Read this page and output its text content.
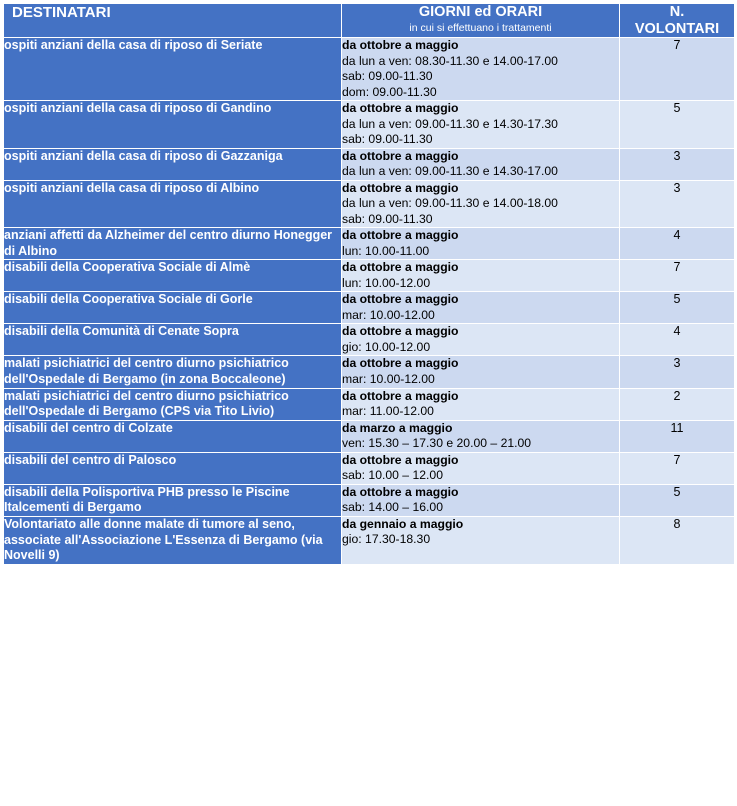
DESTINATARI	GIORNI ed ORARI
in cui si effettuano i trattamenti	N.
VOLONTARI
ospiti anziani della casa di riposo di Seriate	da ottobre a maggio
da lun a ven: 08.30-11.30 e 14.00-17.00
sab: 09.00-11.30
dom: 09.00-11.30	7
ospiti anziani della casa di riposo di Gandino	da ottobre a maggio
da lun a ven: 09.00-11.30 e 14.30-17.30
sab: 09.00-11.30	5
ospiti anziani della casa di riposo di Gazzaniga	da ottobre a maggio
da lun a ven: 09.00-11.30 e 14.30-17.00	3
ospiti anziani della casa di riposo di Albino	da ottobre a maggio
da lun a ven: 09.00-11.30 e 14.00-18.00
sab: 09.00-11.30	3
anziani affetti da Alzheimer del centro diurno Honegger di Albino	da ottobre a maggio
lun: 10.00-11.00	4
disabili della Cooperativa Sociale di Almè	da ottobre a maggio
lun: 10.00-12.00	7
disabili della Cooperativa Sociale di Gorle	da ottobre a maggio
mar: 10.00-12.00	5
disabili della Comunità di Cenate Sopra	da ottobre a maggio
gio: 10.00-12.00	4
malati psichiatrici del centro diurno psichiatrico dell'Ospedale di Bergamo (in zona Boccaleone)	da ottobre a maggio
mar: 10.00-12.00	3
malati psichiatrici del centro diurno psichiatrico dell'Ospedale di Bergamo (CPS via Tito Livio)	da ottobre a maggio
mar: 11.00-12.00	2
disabili del centro di Colzate	da marzo a maggio
ven: 15.30 – 17.30 e 20.00 – 21.00	11
disabili del centro di Palosco	da ottobre a maggio
sab: 10.00 – 12.00	7
disabili della Polisportiva PHB presso le Piscine Italcementi di Bergamo	da ottobre a maggio
sab: 14.00 – 16.00	5
Volontariato alle donne malate di tumore al seno, associate all'Associazione L'Essenza di Bergamo (via Novelli 9)	da gennaio a maggio
gio: 17.30-18.30	8
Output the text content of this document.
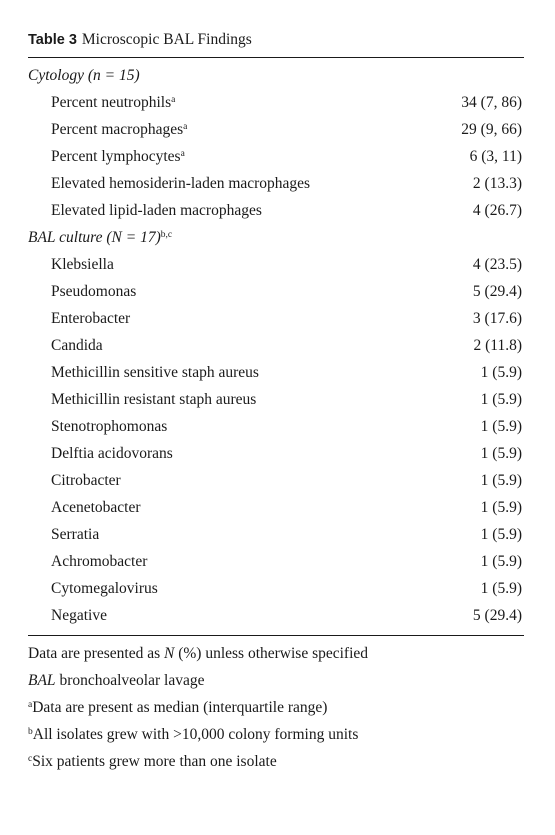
Table 3 Microscopic BAL Findings
Cytology (n = 15)
Percent neutrophils$^a$	34 (7, 86)
Percent macrophages$^a$	29 (9, 66)
Percent lymphocytes$^a$	6 (3, 11)
Elevated hemosiderin-laden macrophages	2 (13.3)
Elevated lipid-laden macrophages	4 (26.7)
BAL culture (N = 17)$^{b,c}$
Klebsiella	4 (23.5)
Pseudomonas	5 (29.4)
Enterobacter	3 (17.6)
Candida	2 (11.8)
Methicillin sensitive staph aureus	1 (5.9)
Methicillin resistant staph aureus	1 (5.9)
Stenotrophomonas	1 (5.9)
Delftia acidovorans	1 (5.9)
Citrobacter	1 (5.9)
Acenetobacter	1 (5.9)
Serratia	1 (5.9)
Achromobacter	1 (5.9)
Cytomegalovirus	1 (5.9)
Negative	5 (29.4)
Data are presented as N (%) unless otherwise specified
BAL bronchoalveolar lavage
$^a$Data are present as median (interquartile range)
$^b$All isolates grew with >10,000 colony forming units
$^c$Six patients grew more than one isolate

════════════════

* Exercise *
Write every record out again exactly, omitting the pictures they hold.

* Task response *
Read this page and output its text content.
DESTINATARI	GIORNI ed ORARI
in cui si effettuano i trattamenti	N.
VOLONTARI
ospiti anziani della casa di riposo di Seriate	da ottobre a maggio
da lun a ven: 08.30-11.30 e 14.00-17.00
sab: 09.00-11.30
dom: 09.00-11.30	7
ospiti anziani della casa di riposo di Gandino	da ottobre a maggio
da lun a ven: 09.00-11.30 e 14.30-17.30
sab: 09.00-11.30	5
ospiti anziani della casa di riposo di Gazzaniga	da ottobre a maggio
da lun a ven: 09.00-11.30 e 14.30-17.00	3
ospiti anziani della casa di riposo di Albino	da ottobre a maggio
da lun a ven: 09.00-11.30 e 14.00-18.00
sab: 09.00-11.30	3
anziani affetti da Alzheimer del centro diurno Honegger di Albino	da ottobre a maggio
lun: 10.00-11.00	4
disabili della Cooperativa Sociale di Almè	da ottobre a maggio
lun: 10.00-12.00	7
disabili della Cooperativa Sociale di Gorle	da ottobre a maggio
mar: 10.00-12.00	5
disabili della Comunità di Cenate Sopra	da ottobre a maggio
gio: 10.00-12.00	4
malati psichiatrici del centro diurno psichiatrico dell'Ospedale di Bergamo (in zona Boccaleone)	da ottobre a maggio
mar: 10.00-12.00	3
malati psichiatrici del centro diurno psichiatrico dell'Ospedale di Bergamo (CPS via Tito Livio)	da ottobre a maggio
mar: 11.00-12.00	2
disabili del centro di Colzate	da marzo a maggio
ven: 15.30 – 17.30 e 20.00 – 21.00	11
disabili del centro di Palosco	da ottobre a maggio
sab: 10.00 – 12.00	7
disabili della Polisportiva PHB presso le Piscine Italcementi di Bergamo	da ottobre a maggio
sab: 14.00 – 16.00	5
Volontariato alle donne malate di tumore al seno, associate all'Associazione L'Essenza di Bergamo (via Novelli 9)	da gennaio a maggio
gio: 17.30-18.30	8
Output the text content of this document.
Table 3 Microscopic BAL Findings
Cytology (n = 15)
Percent neutrophils$^a$	34 (7, 86)
Percent macrophages$^a$	29 (9, 66)
Percent lymphocytes$^a$	6 (3, 11)
Elevated hemosiderin-laden macrophages	2 (13.3)
Elevated lipid-laden macrophages	4 (26.7)
BAL culture (N = 17)$^{b,c}$
Klebsiella	4 (23.5)
Pseudomonas	5 (29.4)
Enterobacter	3 (17.6)
Candida	2 (11.8)
Methicillin sensitive staph aureus	1 (5.9)
Methicillin resistant staph aureus	1 (5.9)
Stenotrophomonas	1 (5.9)
Delftia acidovorans	1 (5.9)
Citrobacter	1 (5.9)
Acenetobacter	1 (5.9)
Serratia	1 (5.9)
Achromobacter	1 (5.9)
Cytomegalovirus	1 (5.9)
Negative	5 (29.4)
Data are presented as N (%) unless otherwise specified
BAL bronchoalveolar lavage
$^a$Data are present as median (interquartile range)
$^b$All isolates grew with >10,000 colony forming units
$^c$Six patients grew more than one isolate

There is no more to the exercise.